◆ **Your objective**: Repeat, line for line, the entries printed below.

◆ **Records shown**:
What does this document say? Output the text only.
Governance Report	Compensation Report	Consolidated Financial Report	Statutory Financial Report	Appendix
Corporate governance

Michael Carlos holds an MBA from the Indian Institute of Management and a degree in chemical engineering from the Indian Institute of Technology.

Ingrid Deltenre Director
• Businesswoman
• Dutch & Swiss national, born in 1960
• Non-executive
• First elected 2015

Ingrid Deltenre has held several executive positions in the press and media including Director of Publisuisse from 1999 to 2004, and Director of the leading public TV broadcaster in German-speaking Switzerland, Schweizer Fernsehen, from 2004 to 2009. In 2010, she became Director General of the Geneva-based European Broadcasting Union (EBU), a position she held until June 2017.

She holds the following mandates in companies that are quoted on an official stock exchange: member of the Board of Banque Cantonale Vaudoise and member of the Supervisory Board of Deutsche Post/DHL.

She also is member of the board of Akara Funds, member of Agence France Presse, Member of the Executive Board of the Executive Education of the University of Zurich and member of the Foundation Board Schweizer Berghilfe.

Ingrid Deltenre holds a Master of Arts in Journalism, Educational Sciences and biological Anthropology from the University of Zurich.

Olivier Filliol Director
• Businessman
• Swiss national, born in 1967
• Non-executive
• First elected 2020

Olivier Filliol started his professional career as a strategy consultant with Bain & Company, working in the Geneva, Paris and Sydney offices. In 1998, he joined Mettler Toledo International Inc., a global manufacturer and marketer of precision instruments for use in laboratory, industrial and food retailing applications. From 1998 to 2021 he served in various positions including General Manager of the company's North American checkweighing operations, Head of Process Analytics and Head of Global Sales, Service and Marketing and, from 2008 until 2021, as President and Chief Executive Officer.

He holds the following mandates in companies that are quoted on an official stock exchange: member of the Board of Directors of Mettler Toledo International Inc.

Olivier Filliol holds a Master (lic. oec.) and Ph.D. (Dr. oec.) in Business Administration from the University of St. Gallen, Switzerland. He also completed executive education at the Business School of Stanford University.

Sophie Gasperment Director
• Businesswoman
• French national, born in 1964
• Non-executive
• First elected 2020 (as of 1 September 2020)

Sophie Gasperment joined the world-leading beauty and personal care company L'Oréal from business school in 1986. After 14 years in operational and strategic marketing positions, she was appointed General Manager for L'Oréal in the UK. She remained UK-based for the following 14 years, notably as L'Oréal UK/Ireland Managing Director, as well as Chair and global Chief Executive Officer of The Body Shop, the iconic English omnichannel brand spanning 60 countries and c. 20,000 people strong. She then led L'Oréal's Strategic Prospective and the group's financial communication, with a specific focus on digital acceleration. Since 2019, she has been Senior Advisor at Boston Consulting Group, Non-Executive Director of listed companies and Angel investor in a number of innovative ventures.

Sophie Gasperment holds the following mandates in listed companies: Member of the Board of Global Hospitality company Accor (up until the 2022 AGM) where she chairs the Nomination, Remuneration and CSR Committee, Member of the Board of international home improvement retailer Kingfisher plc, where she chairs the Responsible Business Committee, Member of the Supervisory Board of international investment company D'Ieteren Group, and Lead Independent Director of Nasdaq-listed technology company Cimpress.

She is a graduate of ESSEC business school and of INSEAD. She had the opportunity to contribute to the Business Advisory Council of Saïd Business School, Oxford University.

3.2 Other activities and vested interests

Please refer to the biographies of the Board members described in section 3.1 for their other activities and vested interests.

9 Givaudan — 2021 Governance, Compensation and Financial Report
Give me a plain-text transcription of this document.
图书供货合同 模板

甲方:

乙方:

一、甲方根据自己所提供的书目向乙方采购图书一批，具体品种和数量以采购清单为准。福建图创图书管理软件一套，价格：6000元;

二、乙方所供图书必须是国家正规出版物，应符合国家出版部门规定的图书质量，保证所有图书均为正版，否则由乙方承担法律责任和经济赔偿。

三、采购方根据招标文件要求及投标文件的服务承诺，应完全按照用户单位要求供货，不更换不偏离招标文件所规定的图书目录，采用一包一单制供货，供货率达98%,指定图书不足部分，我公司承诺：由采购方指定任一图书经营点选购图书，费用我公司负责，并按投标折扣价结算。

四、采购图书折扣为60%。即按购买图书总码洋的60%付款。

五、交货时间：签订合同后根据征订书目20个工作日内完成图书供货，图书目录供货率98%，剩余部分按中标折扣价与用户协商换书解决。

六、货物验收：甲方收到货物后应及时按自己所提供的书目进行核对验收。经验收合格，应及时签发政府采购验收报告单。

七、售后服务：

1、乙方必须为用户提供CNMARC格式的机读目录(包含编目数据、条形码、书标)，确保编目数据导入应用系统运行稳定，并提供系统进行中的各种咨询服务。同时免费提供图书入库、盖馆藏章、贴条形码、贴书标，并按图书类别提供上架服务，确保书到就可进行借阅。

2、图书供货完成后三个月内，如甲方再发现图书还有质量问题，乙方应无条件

◆ **Written answer**:
What does this document say? Output the text only.
Governance Report	Compensation Report	Consolidated Financial Report	Statutory Financial Report	Appendix
Corporate governance

Michael Carlos holds an MBA from the Indian Institute of Management and a degree in chemical engineering from the Indian Institute of Technology.

Ingrid Deltenre Director
• Businesswoman
• Dutch & Swiss national, born in 1960
• Non-executive
• First elected 2015

Ingrid Deltenre has held several executive positions in the press and media including Director of Publisuisse from 1999 to 2004, and Director of the leading public TV broadcaster in German-speaking Switzerland, Schweizer Fernsehen, from 2004 to 2009. In 2010, she became Director General of the Geneva-based European Broadcasting Union (EBU), a position she held until June 2017.

She holds the following mandates in companies that are quoted on an official stock exchange: member of the Board of Banque Cantonale Vaudoise and member of the Supervisory Board of Deutsche Post/DHL.

She also is member of the board of Akara Funds, member of Agence France Presse, Member of the Executive Board of the Executive Education of the University of Zurich and member of the Foundation Board Schweizer Berghilfe.

Ingrid Deltenre holds a Master of Arts in Journalism, Educational Sciences and biological Anthropology from the University of Zurich.

Olivier Filliol Director
• Businessman
• Swiss national, born in 1967
• Non-executive
• First elected 2020

Olivier Filliol started his professional career as a strategy consultant with Bain & Company, working in the Geneva, Paris and Sydney offices. In 1998, he joined Mettler Toledo International Inc., a global manufacturer and marketer of precision instruments for use in laboratory, industrial and food retailing applications. From 1998 to 2021 he served in various positions including General Manager of the company's North American checkweighing operations, Head of Process Analytics and Head of Global Sales, Service and Marketing and, from 2008 until 2021, as President and Chief Executive Officer.

He holds the following mandates in companies that are quoted on an official stock exchange: member of the Board of Directors of Mettler Toledo International Inc.

Olivier Filliol holds a Master (lic. oec.) and Ph.D. (Dr. oec.) in Business Administration from the University of St. Gallen, Switzerland. He also completed executive education at the Business School of Stanford University.

Sophie Gasperment Director
• Businesswoman
• French national, born in 1964
• Non-executive
• First elected 2020 (as of 1 September 2020)

Sophie Gasperment joined the world-leading beauty and personal care company L'Oréal from business school in 1986. After 14 years in operational and strategic marketing positions, she was appointed General Manager for L'Oréal in the UK. She remained UK-based for the following 14 years, notably as L'Oréal UK/Ireland Managing Director, as well as Chair and global Chief Executive Officer of The Body Shop, the iconic English omnichannel brand spanning 60 countries and c. 20,000 people strong. She then led L'Oréal's Strategic Prospective and the group's financial communication, with a specific focus on digital acceleration. Since 2019, she has been Senior Advisor at Boston Consulting Group, Non-Executive Director of listed companies and Angel investor in a number of innovative ventures.

Sophie Gasperment holds the following mandates in listed companies: Member of the Board of Global Hospitality company Accor (up until the 2022 AGM) where she chairs the Nomination, Remuneration and CSR Committee, Member of the Board of international home improvement retailer Kingfisher plc, where she chairs the Responsible Business Committee, Member of the Supervisory Board of international investment company D'Ieteren Group, and Lead Independent Director of Nasdaq-listed technology company Cimpress.

She is a graduate of ESSEC business school and of INSEAD. She had the opportunity to contribute to the Business Advisory Council of Saïd Business School, Oxford University.

3.2 Other activities and vested interests

Please refer to the biographies of the Board members described in section 3.1 for their other activities and vested interests.

9 Givaudan — 2021 Governance, Compensation and Financial Report
Give me a plain-text transcription of this document.
图书供货合同 模板

甲方:

乙方:

一、甲方根据自己所提供的书目向乙方采购图书一批，具体品种和数量以采购清单为准。福建图创图书管理软件一套，价格：6000元;

二、乙方所供图书必须是国家正规出版物，应符合国家出版部门规定的图书质量，保证所有图书均为正版，否则由乙方承担法律责任和经济赔偿。

三、采购方根据招标文件要求及投标文件的服务承诺，应完全按照用户单位要求供货，不更换不偏离招标文件所规定的图书目录，采用一包一单制供货，供货率达98%,指定图书不足部分，我公司承诺：由采购方指定任一图书经营点选购图书，费用我公司负责，并按投标折扣价结算。

四、采购图书折扣为60%。即按购买图书总码洋的60%付款。

五、交货时间：签订合同后根据征订书目20个工作日内完成图书供货，图书目录供货率98%，剩余部分按中标折扣价与用户协商换书解决。

六、货物验收：甲方收到货物后应及时按自己所提供的书目进行核对验收。经验收合格，应及时签发政府采购验收报告单。

七、售后服务：

1、乙方必须为用户提供CNMARC格式的机读目录(包含编目数据、条形码、书标)，确保编目数据导入应用系统运行稳定，并提供系统进行中的各种咨询服务。同时免费提供图书入库、盖馆藏章、贴条形码、贴书标，并按图书类别提供上架服务，确保书到就可进行借阅。

2、图书供货完成后三个月内，如甲方再发现图书还有质量问题，乙方应无条件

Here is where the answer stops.